## Task prompt
The records that follow are to be transcribed in full, without their images.

## Provided records
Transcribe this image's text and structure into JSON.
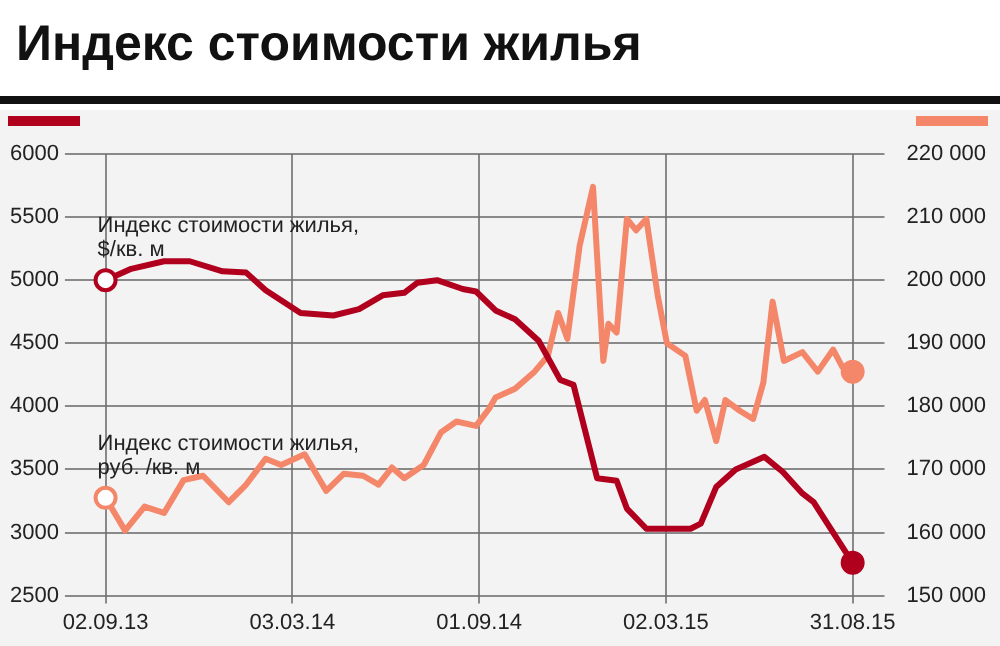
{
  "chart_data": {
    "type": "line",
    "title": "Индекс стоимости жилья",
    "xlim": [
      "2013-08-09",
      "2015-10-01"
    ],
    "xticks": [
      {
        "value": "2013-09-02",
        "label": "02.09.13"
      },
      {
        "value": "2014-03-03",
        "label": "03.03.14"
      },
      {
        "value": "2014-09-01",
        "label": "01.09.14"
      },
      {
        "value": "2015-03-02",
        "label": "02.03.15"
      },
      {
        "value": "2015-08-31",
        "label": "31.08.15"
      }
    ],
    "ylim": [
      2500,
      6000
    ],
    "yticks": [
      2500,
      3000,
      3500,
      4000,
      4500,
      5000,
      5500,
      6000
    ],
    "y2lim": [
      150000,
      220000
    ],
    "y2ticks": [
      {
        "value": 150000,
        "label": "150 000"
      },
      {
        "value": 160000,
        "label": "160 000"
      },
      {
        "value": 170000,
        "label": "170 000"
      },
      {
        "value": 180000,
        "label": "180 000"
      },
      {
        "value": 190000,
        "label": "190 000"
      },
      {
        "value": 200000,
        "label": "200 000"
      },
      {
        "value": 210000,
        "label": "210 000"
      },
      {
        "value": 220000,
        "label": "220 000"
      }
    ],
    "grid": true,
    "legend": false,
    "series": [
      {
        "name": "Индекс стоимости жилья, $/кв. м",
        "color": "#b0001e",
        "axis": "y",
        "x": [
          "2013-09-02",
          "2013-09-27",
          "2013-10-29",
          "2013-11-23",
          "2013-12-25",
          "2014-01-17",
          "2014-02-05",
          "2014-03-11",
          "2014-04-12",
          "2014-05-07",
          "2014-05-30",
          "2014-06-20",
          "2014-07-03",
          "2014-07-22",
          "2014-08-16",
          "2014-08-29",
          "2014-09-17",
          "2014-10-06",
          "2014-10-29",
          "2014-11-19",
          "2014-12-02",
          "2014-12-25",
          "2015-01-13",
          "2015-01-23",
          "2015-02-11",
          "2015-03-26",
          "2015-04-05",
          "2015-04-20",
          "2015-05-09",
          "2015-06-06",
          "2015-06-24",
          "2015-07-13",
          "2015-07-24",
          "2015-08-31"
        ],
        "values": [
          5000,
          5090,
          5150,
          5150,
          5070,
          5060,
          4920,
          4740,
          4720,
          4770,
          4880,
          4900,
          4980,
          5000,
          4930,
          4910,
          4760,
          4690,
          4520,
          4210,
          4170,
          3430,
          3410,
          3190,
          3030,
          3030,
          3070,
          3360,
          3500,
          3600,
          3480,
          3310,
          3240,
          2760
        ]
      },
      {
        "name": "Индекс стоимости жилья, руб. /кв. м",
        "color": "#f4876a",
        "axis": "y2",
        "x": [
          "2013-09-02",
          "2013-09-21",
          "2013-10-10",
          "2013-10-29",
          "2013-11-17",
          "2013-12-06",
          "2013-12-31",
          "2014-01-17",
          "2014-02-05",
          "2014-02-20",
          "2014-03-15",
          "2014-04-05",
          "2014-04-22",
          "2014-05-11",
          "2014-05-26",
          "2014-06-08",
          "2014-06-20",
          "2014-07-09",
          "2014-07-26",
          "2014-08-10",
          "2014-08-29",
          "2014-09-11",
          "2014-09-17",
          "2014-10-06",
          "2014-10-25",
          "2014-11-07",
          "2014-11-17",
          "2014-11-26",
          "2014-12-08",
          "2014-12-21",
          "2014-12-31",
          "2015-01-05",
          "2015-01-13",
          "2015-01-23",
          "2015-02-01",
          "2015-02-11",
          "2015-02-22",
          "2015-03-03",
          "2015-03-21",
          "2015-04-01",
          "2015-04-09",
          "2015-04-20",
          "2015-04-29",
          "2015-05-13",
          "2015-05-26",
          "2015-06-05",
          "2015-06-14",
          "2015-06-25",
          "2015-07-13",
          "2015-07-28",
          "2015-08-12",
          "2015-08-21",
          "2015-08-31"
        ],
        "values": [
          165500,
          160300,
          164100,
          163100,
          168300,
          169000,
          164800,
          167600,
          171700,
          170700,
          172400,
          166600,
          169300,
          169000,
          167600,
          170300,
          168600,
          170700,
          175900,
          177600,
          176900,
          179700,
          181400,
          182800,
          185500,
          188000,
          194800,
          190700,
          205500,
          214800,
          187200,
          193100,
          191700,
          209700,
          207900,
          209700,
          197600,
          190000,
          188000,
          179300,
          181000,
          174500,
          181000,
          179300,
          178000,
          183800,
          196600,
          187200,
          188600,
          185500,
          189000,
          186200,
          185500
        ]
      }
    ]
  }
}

## Response below
Transcribe this image's text and structure into JSON.
{
  "chart_data": {
    "type": "line",
    "title": "Индекс стоимости жилья",
    "xlim": [
      "2013-08-09",
      "2015-10-01"
    ],
    "xticks": [
      {
        "value": "2013-09-02",
        "label": "02.09.13"
      },
      {
        "value": "2014-03-03",
        "label": "03.03.14"
      },
      {
        "value": "2014-09-01",
        "label": "01.09.14"
      },
      {
        "value": "2015-03-02",
        "label": "02.03.15"
      },
      {
        "value": "2015-08-31",
        "label": "31.08.15"
      }
    ],
    "ylim": [
      2500,
      6000
    ],
    "yticks": [
      2500,
      3000,
      3500,
      4000,
      4500,
      5000,
      5500,
      6000
    ],
    "y2lim": [
      150000,
      220000
    ],
    "y2ticks": [
      {
        "value": 150000,
        "label": "150 000"
      },
      {
        "value": 160000,
        "label": "160 000"
      },
      {
        "value": 170000,
        "label": "170 000"
      },
      {
        "value": 180000,
        "label": "180 000"
      },
      {
        "value": 190000,
        "label": "190 000"
      },
      {
        "value": 200000,
        "label": "200 000"
      },
      {
        "value": 210000,
        "label": "210 000"
      },
      {
        "value": 220000,
        "label": "220 000"
      }
    ],
    "grid": true,
    "legend": false,
    "series": [
      {
        "name": "Индекс стоимости жилья, $/кв. м",
        "color": "#b0001e",
        "axis": "y",
        "x": [
          "2013-09-02",
          "2013-09-27",
          "2013-10-29",
          "2013-11-23",
          "2013-12-25",
          "2014-01-17",
          "2014-02-05",
          "2014-03-11",
          "2014-04-12",
          "2014-05-07",
          "2014-05-30",
          "2014-06-20",
          "2014-07-03",
          "2014-07-22",
          "2014-08-16",
          "2014-08-29",
          "2014-09-17",
          "2014-10-06",
          "2014-10-29",
          "2014-11-19",
          "2014-12-02",
          "2014-12-25",
          "2015-01-13",
          "2015-01-23",
          "2015-02-11",
          "2015-03-26",
          "2015-04-05",
          "2015-04-20",
          "2015-05-09",
          "2015-06-06",
          "2015-06-24",
          "2015-07-13",
          "2015-07-24",
          "2015-08-31"
        ],
        "values": [
          5000,
          5090,
          5150,
          5150,
          5070,
          5060,
          4920,
          4740,
          4720,
          4770,
          4880,
          4900,
          4980,
          5000,
          4930,
          4910,
          4760,
          4690,
          4520,
          4210,
          4170,
          3430,
          3410,
          3190,
          3030,
          3030,
          3070,
          3360,
          3500,
          3600,
          3480,
          3310,
          3240,
          2760
        ]
      },
      {
        "name": "Индекс стоимости жилья, руб. /кв. м",
        "color": "#f4876a",
        "axis": "y2",
        "x": [
          "2013-09-02",
          "2013-09-21",
          "2013-10-10",
          "2013-10-29",
          "2013-11-17",
          "2013-12-06",
          "2013-12-31",
          "2014-01-17",
          "2014-02-05",
          "2014-02-20",
          "2014-03-15",
          "2014-04-05",
          "2014-04-22",
          "2014-05-11",
          "2014-05-26",
          "2014-06-08",
          "2014-06-20",
          "2014-07-09",
          "2014-07-26",
          "2014-08-10",
          "2014-08-29",
          "2014-09-11",
          "2014-09-17",
          "2014-10-06",
          "2014-10-25",
          "2014-11-07",
          "2014-11-17",
          "2014-11-26",
          "2014-12-08",
          "2014-12-21",
          "2014-12-31",
          "2015-01-05",
          "2015-01-13",
          "2015-01-23",
          "2015-02-01",
          "2015-02-11",
          "2015-02-22",
          "2015-03-03",
          "2015-03-21",
          "2015-04-01",
          "2015-04-09",
          "2015-04-20",
          "2015-04-29",
          "2015-05-13",
          "2015-05-26",
          "2015-06-05",
          "2015-06-14",
          "2015-06-25",
          "2015-07-13",
          "2015-07-28",
          "2015-08-12",
          "2015-08-21",
          "2015-08-31"
        ],
        "values": [
          165500,
          160300,
          164100,
          163100,
          168300,
          169000,
          164800,
          167600,
          171700,
          170700,
          172400,
          166600,
          169300,
          169000,
          167600,
          170300,
          168600,
          170700,
          175900,
          177600,
          176900,
          179700,
          181400,
          182800,
          185500,
          188000,
          194800,
          190700,
          205500,
          214800,
          187200,
          193100,
          191700,
          209700,
          207900,
          209700,
          197600,
          190000,
          188000,
          179300,
          181000,
          174500,
          181000,
          179300,
          178000,
          183800,
          196600,
          187200,
          188600,
          185500,
          189000,
          186200,
          185500
        ]
      }
    ]
  }
}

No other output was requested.